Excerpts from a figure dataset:
* * *
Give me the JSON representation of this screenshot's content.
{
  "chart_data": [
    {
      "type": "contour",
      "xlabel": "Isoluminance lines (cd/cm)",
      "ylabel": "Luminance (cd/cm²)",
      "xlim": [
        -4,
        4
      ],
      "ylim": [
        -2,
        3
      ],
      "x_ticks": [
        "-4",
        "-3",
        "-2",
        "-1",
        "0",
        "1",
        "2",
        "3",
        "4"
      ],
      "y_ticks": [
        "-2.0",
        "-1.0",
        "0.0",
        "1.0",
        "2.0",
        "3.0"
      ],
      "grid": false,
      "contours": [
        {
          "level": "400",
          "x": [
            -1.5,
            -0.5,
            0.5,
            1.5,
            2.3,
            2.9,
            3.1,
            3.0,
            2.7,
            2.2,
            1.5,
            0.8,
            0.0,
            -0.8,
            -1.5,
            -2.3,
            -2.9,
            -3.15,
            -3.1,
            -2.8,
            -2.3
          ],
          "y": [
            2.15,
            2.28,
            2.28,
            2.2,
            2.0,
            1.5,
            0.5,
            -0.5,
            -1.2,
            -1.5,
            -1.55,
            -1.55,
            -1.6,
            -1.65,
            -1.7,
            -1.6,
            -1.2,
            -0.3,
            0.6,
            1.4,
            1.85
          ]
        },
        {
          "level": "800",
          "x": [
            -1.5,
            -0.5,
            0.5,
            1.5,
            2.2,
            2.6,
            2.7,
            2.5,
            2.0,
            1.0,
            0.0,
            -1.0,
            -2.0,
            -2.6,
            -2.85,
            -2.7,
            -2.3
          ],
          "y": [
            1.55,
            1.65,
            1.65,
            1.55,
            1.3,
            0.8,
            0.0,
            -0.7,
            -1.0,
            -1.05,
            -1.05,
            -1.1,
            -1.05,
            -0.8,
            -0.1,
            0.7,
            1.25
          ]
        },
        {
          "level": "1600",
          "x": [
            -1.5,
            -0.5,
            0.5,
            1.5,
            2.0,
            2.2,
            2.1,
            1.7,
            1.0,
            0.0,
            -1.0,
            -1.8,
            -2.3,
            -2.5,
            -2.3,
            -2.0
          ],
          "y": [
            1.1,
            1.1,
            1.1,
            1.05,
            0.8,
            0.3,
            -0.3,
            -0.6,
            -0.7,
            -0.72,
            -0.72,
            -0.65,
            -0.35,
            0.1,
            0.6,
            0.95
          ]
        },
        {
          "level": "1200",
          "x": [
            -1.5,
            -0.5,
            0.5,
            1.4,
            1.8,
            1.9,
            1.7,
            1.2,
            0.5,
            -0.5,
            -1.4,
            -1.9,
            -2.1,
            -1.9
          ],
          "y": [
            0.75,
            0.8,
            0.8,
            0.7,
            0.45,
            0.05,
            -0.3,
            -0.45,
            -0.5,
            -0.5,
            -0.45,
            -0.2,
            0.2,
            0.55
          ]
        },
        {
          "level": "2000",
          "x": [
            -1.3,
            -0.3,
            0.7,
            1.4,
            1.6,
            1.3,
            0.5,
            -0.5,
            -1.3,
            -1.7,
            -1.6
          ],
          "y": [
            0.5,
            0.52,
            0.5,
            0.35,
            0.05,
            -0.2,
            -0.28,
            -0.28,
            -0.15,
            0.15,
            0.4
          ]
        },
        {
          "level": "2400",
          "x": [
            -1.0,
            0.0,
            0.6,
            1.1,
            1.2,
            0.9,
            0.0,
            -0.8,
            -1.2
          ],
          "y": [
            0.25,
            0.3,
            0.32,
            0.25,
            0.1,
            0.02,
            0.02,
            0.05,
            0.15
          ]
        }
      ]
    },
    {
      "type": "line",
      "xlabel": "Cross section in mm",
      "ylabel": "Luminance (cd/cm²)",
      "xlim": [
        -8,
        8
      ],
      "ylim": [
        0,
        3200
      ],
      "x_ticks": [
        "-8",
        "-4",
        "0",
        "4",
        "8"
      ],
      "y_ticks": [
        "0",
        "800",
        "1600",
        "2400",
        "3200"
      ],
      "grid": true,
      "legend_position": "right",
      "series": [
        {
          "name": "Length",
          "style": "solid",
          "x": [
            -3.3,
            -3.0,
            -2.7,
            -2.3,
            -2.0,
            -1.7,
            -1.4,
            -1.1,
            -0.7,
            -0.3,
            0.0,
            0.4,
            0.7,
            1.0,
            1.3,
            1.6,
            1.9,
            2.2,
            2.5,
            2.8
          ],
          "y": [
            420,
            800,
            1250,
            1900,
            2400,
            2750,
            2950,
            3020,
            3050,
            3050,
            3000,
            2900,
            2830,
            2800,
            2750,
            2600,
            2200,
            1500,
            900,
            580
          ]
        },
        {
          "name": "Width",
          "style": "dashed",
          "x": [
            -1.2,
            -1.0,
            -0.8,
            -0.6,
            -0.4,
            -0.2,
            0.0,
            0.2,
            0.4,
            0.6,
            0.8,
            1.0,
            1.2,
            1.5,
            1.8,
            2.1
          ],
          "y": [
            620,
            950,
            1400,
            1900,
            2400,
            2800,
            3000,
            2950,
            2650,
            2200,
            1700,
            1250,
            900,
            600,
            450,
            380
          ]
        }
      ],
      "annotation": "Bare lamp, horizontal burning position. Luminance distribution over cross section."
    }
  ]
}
* * *
EXERCISE DETAILS =
Retype the records in full. Keep every line identical to the original.

FINAL RESULT =
Give me the JSON representation of this screenshot's content.
{
  "chart_data": [
    {
      "type": "contour",
      "xlabel": "Isoluminance lines (cd/cm)",
      "ylabel": "Luminance (cd/cm²)",
      "xlim": [
        -4,
        4
      ],
      "ylim": [
        -2,
        3
      ],
      "x_ticks": [
        "-4",
        "-3",
        "-2",
        "-1",
        "0",
        "1",
        "2",
        "3",
        "4"
      ],
      "y_ticks": [
        "-2.0",
        "-1.0",
        "0.0",
        "1.0",
        "2.0",
        "3.0"
      ],
      "grid": false,
      "contours": [
        {
          "level": "400",
          "x": [
            -1.5,
            -0.5,
            0.5,
            1.5,
            2.3,
            2.9,
            3.1,
            3.0,
            2.7,
            2.2,
            1.5,
            0.8,
            0.0,
            -0.8,
            -1.5,
            -2.3,
            -2.9,
            -3.15,
            -3.1,
            -2.8,
            -2.3
          ],
          "y": [
            2.15,
            2.28,
            2.28,
            2.2,
            2.0,
            1.5,
            0.5,
            -0.5,
            -1.2,
            -1.5,
            -1.55,
            -1.55,
            -1.6,
            -1.65,
            -1.7,
            -1.6,
            -1.2,
            -0.3,
            0.6,
            1.4,
            1.85
          ]
        },
        {
          "level": "800",
          "x": [
            -1.5,
            -0.5,
            0.5,
            1.5,
            2.2,
            2.6,
            2.7,
            2.5,
            2.0,
            1.0,
            0.0,
            -1.0,
            -2.0,
            -2.6,
            -2.85,
            -2.7,
            -2.3
          ],
          "y": [
            1.55,
            1.65,
            1.65,
            1.55,
            1.3,
            0.8,
            0.0,
            -0.7,
            -1.0,
            -1.05,
            -1.05,
            -1.1,
            -1.05,
            -0.8,
            -0.1,
            0.7,
            1.25
          ]
        },
        {
          "level": "1600",
          "x": [
            -1.5,
            -0.5,
            0.5,
            1.5,
            2.0,
            2.2,
            2.1,
            1.7,
            1.0,
            0.0,
            -1.0,
            -1.8,
            -2.3,
            -2.5,
            -2.3,
            -2.0
          ],
          "y": [
            1.1,
            1.1,
            1.1,
            1.05,
            0.8,
            0.3,
            -0.3,
            -0.6,
            -0.7,
            -0.72,
            -0.72,
            -0.65,
            -0.35,
            0.1,
            0.6,
            0.95
          ]
        },
        {
          "level": "1200",
          "x": [
            -1.5,
            -0.5,
            0.5,
            1.4,
            1.8,
            1.9,
            1.7,
            1.2,
            0.5,
            -0.5,
            -1.4,
            -1.9,
            -2.1,
            -1.9
          ],
          "y": [
            0.75,
            0.8,
            0.8,
            0.7,
            0.45,
            0.05,
            -0.3,
            -0.45,
            -0.5,
            -0.5,
            -0.45,
            -0.2,
            0.2,
            0.55
          ]
        },
        {
          "level": "2000",
          "x": [
            -1.3,
            -0.3,
            0.7,
            1.4,
            1.6,
            1.3,
            0.5,
            -0.5,
            -1.3,
            -1.7,
            -1.6
          ],
          "y": [
            0.5,
            0.52,
            0.5,
            0.35,
            0.05,
            -0.2,
            -0.28,
            -0.28,
            -0.15,
            0.15,
            0.4
          ]
        },
        {
          "level": "2400",
          "x": [
            -1.0,
            0.0,
            0.6,
            1.1,
            1.2,
            0.9,
            0.0,
            -0.8,
            -1.2
          ],
          "y": [
            0.25,
            0.3,
            0.32,
            0.25,
            0.1,
            0.02,
            0.02,
            0.05,
            0.15
          ]
        }
      ]
    },
    {
      "type": "line",
      "xlabel": "Cross section in mm",
      "ylabel": "Luminance (cd/cm²)",
      "xlim": [
        -8,
        8
      ],
      "ylim": [
        0,
        3200
      ],
      "x_ticks": [
        "-8",
        "-4",
        "0",
        "4",
        "8"
      ],
      "y_ticks": [
        "0",
        "800",
        "1600",
        "2400",
        "3200"
      ],
      "grid": true,
      "legend_position": "right",
      "series": [
        {
          "name": "Length",
          "style": "solid",
          "x": [
            -3.3,
            -3.0,
            -2.7,
            -2.3,
            -2.0,
            -1.7,
            -1.4,
            -1.1,
            -0.7,
            -0.3,
            0.0,
            0.4,
            0.7,
            1.0,
            1.3,
            1.6,
            1.9,
            2.2,
            2.5,
            2.8
          ],
          "y": [
            420,
            800,
            1250,
            1900,
            2400,
            2750,
            2950,
            3020,
            3050,
            3050,
            3000,
            2900,
            2830,
            2800,
            2750,
            2600,
            2200,
            1500,
            900,
            580
          ]
        },
        {
          "name": "Width",
          "style": "dashed",
          "x": [
            -1.2,
            -1.0,
            -0.8,
            -0.6,
            -0.4,
            -0.2,
            0.0,
            0.2,
            0.4,
            0.6,
            0.8,
            1.0,
            1.2,
            1.5,
            1.8,
            2.1
          ],
          "y": [
            620,
            950,
            1400,
            1900,
            2400,
            2800,
            3000,
            2950,
            2650,
            2200,
            1700,
            1250,
            900,
            600,
            450,
            380
          ]
        }
      ],
      "annotation": "Bare lamp, horizontal burning position. Luminance distribution over cross section."
    }
  ]
}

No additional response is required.